§ **Short problem**
Put every line of the material below into a numbered list, leaving out any blank lines.

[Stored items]
++++

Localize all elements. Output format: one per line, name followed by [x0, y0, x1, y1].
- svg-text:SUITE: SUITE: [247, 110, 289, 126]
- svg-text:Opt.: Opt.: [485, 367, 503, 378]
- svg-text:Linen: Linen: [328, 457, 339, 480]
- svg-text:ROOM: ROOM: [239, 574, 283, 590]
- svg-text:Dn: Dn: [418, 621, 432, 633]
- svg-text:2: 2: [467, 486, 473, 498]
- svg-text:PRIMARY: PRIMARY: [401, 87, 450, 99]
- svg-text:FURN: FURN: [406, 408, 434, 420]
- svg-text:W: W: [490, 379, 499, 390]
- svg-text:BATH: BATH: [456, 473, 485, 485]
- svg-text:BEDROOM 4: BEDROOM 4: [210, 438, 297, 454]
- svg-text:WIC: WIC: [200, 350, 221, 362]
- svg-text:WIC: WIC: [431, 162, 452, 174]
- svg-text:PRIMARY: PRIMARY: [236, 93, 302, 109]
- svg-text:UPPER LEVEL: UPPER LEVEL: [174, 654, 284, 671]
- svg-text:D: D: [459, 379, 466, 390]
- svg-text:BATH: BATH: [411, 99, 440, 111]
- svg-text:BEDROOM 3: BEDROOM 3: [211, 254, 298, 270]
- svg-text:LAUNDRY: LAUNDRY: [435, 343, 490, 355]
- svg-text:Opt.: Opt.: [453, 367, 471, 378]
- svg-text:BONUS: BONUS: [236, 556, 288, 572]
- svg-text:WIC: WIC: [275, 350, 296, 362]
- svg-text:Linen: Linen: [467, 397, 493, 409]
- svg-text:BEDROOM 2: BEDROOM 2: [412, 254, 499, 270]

++++

§ **The result**
1. Localize all elements. Output format: one per line, name followed by [x0, y0, x1, y1].
2. - svg-text:SUITE: SUITE: [247, 110, 289, 126]
3. - svg-text:Opt.: Opt.: [485, 367, 503, 378]
4. - svg-text:Linen: Linen: [328, 457, 339, 480]
5. - svg-text:ROOM: ROOM: [239, 574, 283, 590]
6. - svg-text:Dn: Dn: [418, 621, 432, 633]
7. - svg-text:2: 2: [467, 486, 473, 498]
8. - svg-text:PRIMARY: PRIMARY: [401, 87, 450, 99]
9. - svg-text:FURN: FURN: [406, 408, 434, 420]
10. - svg-text:W: W: [490, 379, 499, 390]
11. - svg-text:BATH: BATH: [456, 473, 485, 485]
12. - svg-text:BEDROOM 4: BEDROOM 4: [210, 438, 297, 454]
13. - svg-text:WIC: WIC: [200, 350, 221, 362]
14. - svg-text:WIC: WIC: [431, 162, 452, 174]
15. - svg-text:PRIMARY: PRIMARY: [236, 93, 302, 109]
16. - svg-text:UPPER LEVEL: UPPER LEVEL: [174, 654, 284, 671]
17. - svg-text:D: D: [459, 379, 466, 390]
18. - svg-text:BATH: BATH: [411, 99, 440, 111]
19. - svg-text:BEDROOM 3: BEDROOM 3: [211, 254, 298, 270]
20. - svg-text:LAUNDRY: LAUNDRY: [435, 343, 490, 355]
21. - svg-text:Opt.: Opt.: [453, 367, 471, 378]
22. - svg-text:BONUS: BONUS: [236, 556, 288, 572]
23. - svg-text:WIC: WIC: [275, 350, 296, 362]
24. - svg-text:Linen: Linen: [467, 397, 493, 409]
25. - svg-text:BEDROOM 2: BEDROOM 2: [412, 254, 499, 270]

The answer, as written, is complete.